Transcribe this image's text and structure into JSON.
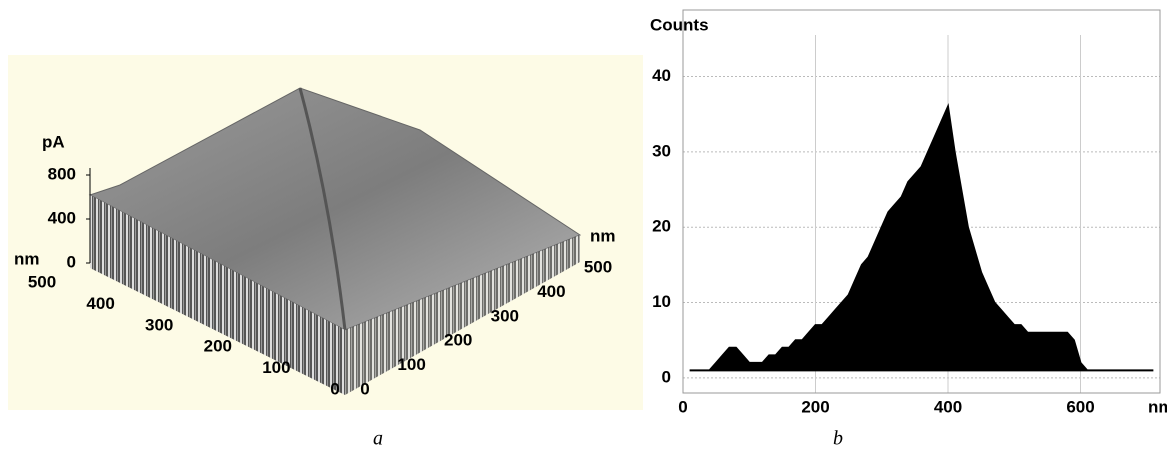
{
  "chart_data": [
    {
      "type": "surface",
      "caption": "a",
      "z_label": "pA",
      "zlim": [
        0,
        800
      ],
      "zticks": [
        0,
        400,
        800
      ],
      "x_label": "nm",
      "xlim": [
        0,
        500
      ],
      "xticks": [
        0,
        100,
        200,
        300,
        400,
        500
      ],
      "y_label": "nm",
      "ylim": [
        0,
        500
      ],
      "yticks": [
        0,
        100,
        200,
        300,
        400,
        500
      ]
    },
    {
      "type": "area",
      "caption": "b",
      "y_label": "Counts",
      "x_label": "nm",
      "color": "#000000",
      "grid": true,
      "xlim": [
        0,
        720
      ],
      "xticks": [
        0,
        200,
        400,
        600
      ],
      "ylim": [
        -2,
        45.5
      ],
      "yticks": [
        0,
        10,
        20,
        30,
        40
      ],
      "x": [
        10,
        20,
        30,
        40,
        50,
        60,
        70,
        80,
        90,
        100,
        110,
        120,
        130,
        140,
        150,
        160,
        170,
        180,
        190,
        200,
        210,
        220,
        230,
        240,
        250,
        260,
        270,
        280,
        290,
        300,
        310,
        320,
        330,
        340,
        350,
        360,
        370,
        380,
        390,
        400,
        410,
        420,
        430,
        440,
        450,
        460,
        470,
        480,
        490,
        500,
        510,
        520,
        530,
        540,
        550,
        560,
        570,
        580,
        590,
        600,
        610,
        620,
        630,
        640,
        650,
        660,
        670,
        680,
        690,
        700,
        710
      ],
      "values": [
        1,
        1,
        1,
        1,
        2,
        3,
        4,
        4,
        3,
        2,
        2,
        2,
        3,
        3,
        4,
        4,
        5,
        5,
        6,
        7,
        7,
        8,
        9,
        10,
        11,
        13,
        15,
        16,
        18,
        20,
        22,
        23,
        24,
        26,
        27,
        28,
        30,
        32,
        34,
        36,
        30,
        25,
        20,
        17,
        14,
        12,
        10,
        9,
        8,
        7,
        7,
        6,
        6,
        6,
        6,
        6,
        6,
        6,
        5,
        2,
        1,
        1,
        1,
        1,
        1,
        1,
        1,
        1,
        1,
        1,
        1
      ]
    }
  ]
}
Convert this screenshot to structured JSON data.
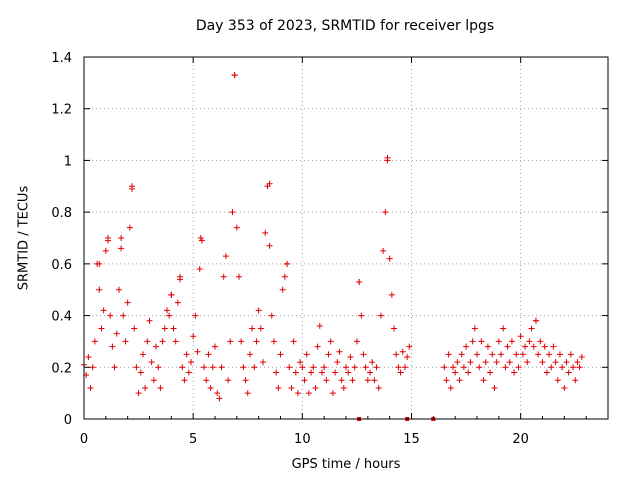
{
  "chart_data": {
    "type": "scatter",
    "title": "Day 353 of 2023, SRMTID for receiver lpgs",
    "xlabel": "GPS time / hours",
    "ylabel": "SRMTID / TECUs",
    "xlim": [
      0,
      24
    ],
    "ylim": [
      0,
      1.4
    ],
    "xticks": [
      0,
      5,
      10,
      15,
      20
    ],
    "yticks": [
      0,
      0.2,
      0.4,
      0.6,
      0.8,
      1,
      1.2,
      1.4
    ],
    "grid": true,
    "marker": "+",
    "color": "#e00000",
    "gaps_hours": [
      [
        14.9,
        15.8
      ],
      [
        15.95,
        16.5
      ]
    ],
    "spikes": [
      {
        "x": 0.7,
        "y": 0.6
      },
      {
        "x": 1.1,
        "y": 0.7
      },
      {
        "x": 1.7,
        "y": 0.7
      },
      {
        "x": 2.2,
        "y": 0.9
      },
      {
        "x": 4.0,
        "y": 0.48
      },
      {
        "x": 4.4,
        "y": 0.55
      },
      {
        "x": 5.35,
        "y": 0.7
      },
      {
        "x": 6.9,
        "y": 1.33
      },
      {
        "x": 8.5,
        "y": 0.91
      },
      {
        "x": 9.3,
        "y": 0.6
      },
      {
        "x": 12.6,
        "y": 0.53
      },
      {
        "x": 13.9,
        "y": 1.01
      },
      {
        "x": 20.7,
        "y": 0.38
      }
    ],
    "zero_points_hours": [
      12.6,
      14.8,
      16.0
    ],
    "points": [
      [
        0.0,
        0.21
      ],
      [
        0.1,
        0.17
      ],
      [
        0.2,
        0.24
      ],
      [
        0.3,
        0.12
      ],
      [
        0.4,
        0.2
      ],
      [
        0.5,
        0.3
      ],
      [
        0.6,
        0.6
      ],
      [
        0.7,
        0.5
      ],
      [
        0.8,
        0.35
      ],
      [
        0.9,
        0.42
      ],
      [
        1.0,
        0.65
      ],
      [
        1.1,
        0.69
      ],
      [
        1.2,
        0.4
      ],
      [
        1.3,
        0.28
      ],
      [
        1.4,
        0.2
      ],
      [
        1.5,
        0.33
      ],
      [
        1.6,
        0.5
      ],
      [
        1.7,
        0.66
      ],
      [
        1.8,
        0.4
      ],
      [
        1.9,
        0.3
      ],
      [
        2.0,
        0.45
      ],
      [
        2.1,
        0.74
      ],
      [
        2.2,
        0.89
      ],
      [
        2.3,
        0.35
      ],
      [
        2.4,
        0.2
      ],
      [
        2.5,
        0.1
      ],
      [
        2.6,
        0.18
      ],
      [
        2.7,
        0.25
      ],
      [
        2.8,
        0.12
      ],
      [
        2.9,
        0.3
      ],
      [
        3.0,
        0.38
      ],
      [
        3.1,
        0.22
      ],
      [
        3.2,
        0.15
      ],
      [
        3.3,
        0.28
      ],
      [
        3.4,
        0.2
      ],
      [
        3.5,
        0.12
      ],
      [
        3.6,
        0.3
      ],
      [
        3.7,
        0.35
      ],
      [
        3.8,
        0.42
      ],
      [
        3.9,
        0.4
      ],
      [
        4.0,
        0.48
      ],
      [
        4.1,
        0.35
      ],
      [
        4.2,
        0.3
      ],
      [
        4.3,
        0.45
      ],
      [
        4.4,
        0.54
      ],
      [
        4.5,
        0.2
      ],
      [
        4.6,
        0.15
      ],
      [
        4.7,
        0.25
      ],
      [
        4.8,
        0.18
      ],
      [
        4.9,
        0.22
      ],
      [
        5.0,
        0.32
      ],
      [
        5.1,
        0.4
      ],
      [
        5.2,
        0.26
      ],
      [
        5.3,
        0.58
      ],
      [
        5.4,
        0.69
      ],
      [
        5.5,
        0.2
      ],
      [
        5.6,
        0.15
      ],
      [
        5.7,
        0.25
      ],
      [
        5.8,
        0.12
      ],
      [
        5.9,
        0.2
      ],
      [
        6.0,
        0.28
      ],
      [
        6.1,
        0.1
      ],
      [
        6.2,
        0.08
      ],
      [
        6.3,
        0.2
      ],
      [
        6.4,
        0.55
      ],
      [
        6.5,
        0.63
      ],
      [
        6.6,
        0.15
      ],
      [
        6.7,
        0.3
      ],
      [
        6.8,
        0.8
      ],
      [
        6.9,
        1.33
      ],
      [
        7.0,
        0.74
      ],
      [
        7.1,
        0.55
      ],
      [
        7.2,
        0.3
      ],
      [
        7.3,
        0.2
      ],
      [
        7.4,
        0.15
      ],
      [
        7.5,
        0.1
      ],
      [
        7.6,
        0.25
      ],
      [
        7.7,
        0.35
      ],
      [
        7.8,
        0.2
      ],
      [
        7.9,
        0.3
      ],
      [
        8.0,
        0.42
      ],
      [
        8.1,
        0.35
      ],
      [
        8.2,
        0.22
      ],
      [
        8.3,
        0.72
      ],
      [
        8.4,
        0.9
      ],
      [
        8.5,
        0.67
      ],
      [
        8.6,
        0.4
      ],
      [
        8.7,
        0.3
      ],
      [
        8.8,
        0.18
      ],
      [
        8.9,
        0.12
      ],
      [
        9.0,
        0.25
      ],
      [
        9.1,
        0.5
      ],
      [
        9.2,
        0.55
      ],
      [
        9.3,
        0.6
      ],
      [
        9.4,
        0.2
      ],
      [
        9.5,
        0.12
      ],
      [
        9.6,
        0.3
      ],
      [
        9.7,
        0.18
      ],
      [
        9.8,
        0.1
      ],
      [
        9.9,
        0.22
      ],
      [
        10.0,
        0.2
      ],
      [
        10.1,
        0.15
      ],
      [
        10.2,
        0.25
      ],
      [
        10.3,
        0.1
      ],
      [
        10.4,
        0.18
      ],
      [
        10.5,
        0.2
      ],
      [
        10.6,
        0.12
      ],
      [
        10.7,
        0.28
      ],
      [
        10.8,
        0.36
      ],
      [
        10.9,
        0.18
      ],
      [
        11.0,
        0.2
      ],
      [
        11.1,
        0.15
      ],
      [
        11.2,
        0.25
      ],
      [
        11.3,
        0.3
      ],
      [
        11.4,
        0.1
      ],
      [
        11.5,
        0.18
      ],
      [
        11.6,
        0.22
      ],
      [
        11.7,
        0.26
      ],
      [
        11.8,
        0.15
      ],
      [
        11.9,
        0.12
      ],
      [
        12.0,
        0.2
      ],
      [
        12.1,
        0.18
      ],
      [
        12.2,
        0.24
      ],
      [
        12.3,
        0.15
      ],
      [
        12.4,
        0.2
      ],
      [
        12.5,
        0.3
      ],
      [
        12.6,
        0.53
      ],
      [
        12.7,
        0.4
      ],
      [
        12.8,
        0.25
      ],
      [
        12.9,
        0.2
      ],
      [
        13.0,
        0.15
      ],
      [
        13.1,
        0.18
      ],
      [
        13.2,
        0.22
      ],
      [
        13.3,
        0.15
      ],
      [
        13.4,
        0.2
      ],
      [
        13.5,
        0.12
      ],
      [
        13.6,
        0.4
      ],
      [
        13.7,
        0.65
      ],
      [
        13.8,
        0.8
      ],
      [
        13.9,
        1.0
      ],
      [
        14.0,
        0.62
      ],
      [
        14.1,
        0.48
      ],
      [
        14.2,
        0.35
      ],
      [
        14.3,
        0.25
      ],
      [
        14.4,
        0.2
      ],
      [
        14.5,
        0.18
      ],
      [
        14.6,
        0.26
      ],
      [
        14.7,
        0.2
      ],
      [
        14.8,
        0.24
      ],
      [
        14.9,
        0.28
      ],
      [
        16.5,
        0.2
      ],
      [
        16.6,
        0.15
      ],
      [
        16.7,
        0.25
      ],
      [
        16.8,
        0.12
      ],
      [
        16.9,
        0.2
      ],
      [
        17.0,
        0.18
      ],
      [
        17.1,
        0.22
      ],
      [
        17.2,
        0.15
      ],
      [
        17.3,
        0.25
      ],
      [
        17.4,
        0.2
      ],
      [
        17.5,
        0.28
      ],
      [
        17.6,
        0.18
      ],
      [
        17.7,
        0.22
      ],
      [
        17.8,
        0.3
      ],
      [
        17.9,
        0.35
      ],
      [
        18.0,
        0.25
      ],
      [
        18.1,
        0.2
      ],
      [
        18.2,
        0.3
      ],
      [
        18.3,
        0.15
      ],
      [
        18.4,
        0.22
      ],
      [
        18.5,
        0.28
      ],
      [
        18.6,
        0.18
      ],
      [
        18.7,
        0.25
      ],
      [
        18.8,
        0.12
      ],
      [
        18.9,
        0.22
      ],
      [
        19.0,
        0.3
      ],
      [
        19.1,
        0.25
      ],
      [
        19.2,
        0.35
      ],
      [
        19.3,
        0.2
      ],
      [
        19.4,
        0.28
      ],
      [
        19.5,
        0.22
      ],
      [
        19.6,
        0.3
      ],
      [
        19.7,
        0.18
      ],
      [
        19.8,
        0.25
      ],
      [
        19.9,
        0.2
      ],
      [
        20.0,
        0.32
      ],
      [
        20.1,
        0.25
      ],
      [
        20.2,
        0.28
      ],
      [
        20.3,
        0.22
      ],
      [
        20.4,
        0.3
      ],
      [
        20.5,
        0.35
      ],
      [
        20.6,
        0.28
      ],
      [
        20.7,
        0.38
      ],
      [
        20.8,
        0.25
      ],
      [
        20.9,
        0.3
      ],
      [
        21.0,
        0.22
      ],
      [
        21.1,
        0.28
      ],
      [
        21.2,
        0.18
      ],
      [
        21.3,
        0.25
      ],
      [
        21.4,
        0.2
      ],
      [
        21.5,
        0.28
      ],
      [
        21.6,
        0.22
      ],
      [
        21.7,
        0.15
      ],
      [
        21.8,
        0.25
      ],
      [
        21.9,
        0.2
      ],
      [
        22.0,
        0.12
      ],
      [
        22.1,
        0.22
      ],
      [
        22.2,
        0.18
      ],
      [
        22.3,
        0.25
      ],
      [
        22.4,
        0.2
      ],
      [
        22.5,
        0.15
      ],
      [
        22.6,
        0.22
      ],
      [
        22.7,
        0.2
      ],
      [
        22.8,
        0.24
      ]
    ]
  }
}
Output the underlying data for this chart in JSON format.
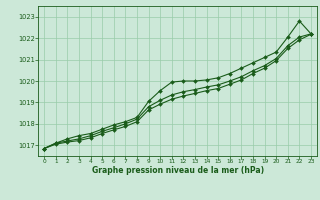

WRITTEN TASK:
Show every line where the string "this" appears.

ANSWER TO THE PROBLEM:
Transcribe this image's text and structure into JSON.
Convert this screenshot to structured JSON data.
Output the underlying data for this chart in JSON format.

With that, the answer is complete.